### Data entries
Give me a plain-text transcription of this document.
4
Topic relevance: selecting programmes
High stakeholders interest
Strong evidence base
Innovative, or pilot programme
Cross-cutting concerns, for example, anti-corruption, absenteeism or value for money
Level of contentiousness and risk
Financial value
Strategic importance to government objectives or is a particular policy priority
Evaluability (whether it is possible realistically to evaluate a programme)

### Goal
Print out every entry, keeping each one exact.

### Full output
Give me a plain-text transcription of this document.
4
Topic relevance: selecting programmes
High stakeholders interest
Strong evidence base
Innovative, or pilot programme
Cross-cutting concerns, for example, anti-corruption, absenteeism or value for money
Level of contentiousness and risk
Financial value
Strategic importance to government objectives or is a particular policy priority
Evaluability (whether it is possible realistically to evaluate a programme)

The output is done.